(WHAT TO DO): Copy out each line containing "Private" from the entries below.

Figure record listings
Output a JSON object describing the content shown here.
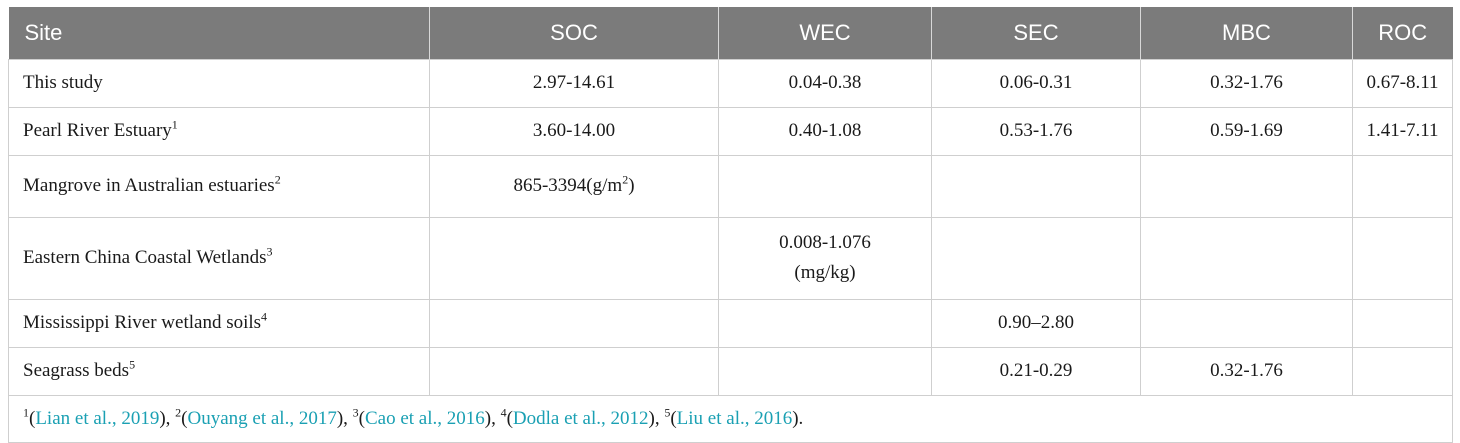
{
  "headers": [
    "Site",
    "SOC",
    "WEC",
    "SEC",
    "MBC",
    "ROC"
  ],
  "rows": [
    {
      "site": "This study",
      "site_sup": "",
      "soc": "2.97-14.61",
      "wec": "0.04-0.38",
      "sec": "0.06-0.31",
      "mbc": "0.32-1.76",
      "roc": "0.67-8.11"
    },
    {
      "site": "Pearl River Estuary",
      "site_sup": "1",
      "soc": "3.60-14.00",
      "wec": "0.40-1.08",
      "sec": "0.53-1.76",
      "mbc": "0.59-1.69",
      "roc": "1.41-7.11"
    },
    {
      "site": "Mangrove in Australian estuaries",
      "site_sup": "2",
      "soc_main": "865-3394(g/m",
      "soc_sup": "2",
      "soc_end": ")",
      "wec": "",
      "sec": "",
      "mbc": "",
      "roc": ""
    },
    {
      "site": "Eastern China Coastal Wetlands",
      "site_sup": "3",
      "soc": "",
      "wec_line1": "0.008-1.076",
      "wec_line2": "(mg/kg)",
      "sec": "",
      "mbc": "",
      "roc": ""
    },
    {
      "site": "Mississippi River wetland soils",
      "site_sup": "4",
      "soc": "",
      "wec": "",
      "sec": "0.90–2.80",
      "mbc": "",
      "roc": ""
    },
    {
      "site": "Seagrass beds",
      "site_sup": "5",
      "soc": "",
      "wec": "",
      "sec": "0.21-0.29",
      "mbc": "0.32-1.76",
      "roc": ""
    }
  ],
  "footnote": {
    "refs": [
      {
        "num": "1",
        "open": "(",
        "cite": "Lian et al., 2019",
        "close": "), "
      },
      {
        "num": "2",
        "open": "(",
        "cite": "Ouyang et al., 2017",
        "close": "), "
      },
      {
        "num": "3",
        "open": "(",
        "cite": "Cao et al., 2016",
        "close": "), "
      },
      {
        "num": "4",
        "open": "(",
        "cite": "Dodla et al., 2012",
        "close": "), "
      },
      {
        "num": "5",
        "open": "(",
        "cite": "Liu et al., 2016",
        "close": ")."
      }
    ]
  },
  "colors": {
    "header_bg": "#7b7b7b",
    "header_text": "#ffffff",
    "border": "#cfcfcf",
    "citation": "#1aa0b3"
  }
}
==
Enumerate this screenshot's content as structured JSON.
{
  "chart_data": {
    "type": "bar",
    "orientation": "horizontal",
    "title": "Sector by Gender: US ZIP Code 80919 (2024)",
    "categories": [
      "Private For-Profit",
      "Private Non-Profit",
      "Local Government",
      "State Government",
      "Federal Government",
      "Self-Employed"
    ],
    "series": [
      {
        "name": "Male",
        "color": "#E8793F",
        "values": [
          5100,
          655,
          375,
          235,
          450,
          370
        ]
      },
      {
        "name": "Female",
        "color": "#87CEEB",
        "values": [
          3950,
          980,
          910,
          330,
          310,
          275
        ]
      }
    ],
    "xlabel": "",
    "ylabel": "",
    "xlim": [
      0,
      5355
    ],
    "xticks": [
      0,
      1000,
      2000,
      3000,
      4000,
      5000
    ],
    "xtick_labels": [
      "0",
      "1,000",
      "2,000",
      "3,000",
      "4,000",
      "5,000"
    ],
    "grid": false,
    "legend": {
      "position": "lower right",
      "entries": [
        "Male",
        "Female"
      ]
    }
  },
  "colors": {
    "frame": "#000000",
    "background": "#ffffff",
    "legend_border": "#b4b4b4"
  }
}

(ANSWER TO THE TASK):
      "Private For-Profit",
      "Private Non-Profit",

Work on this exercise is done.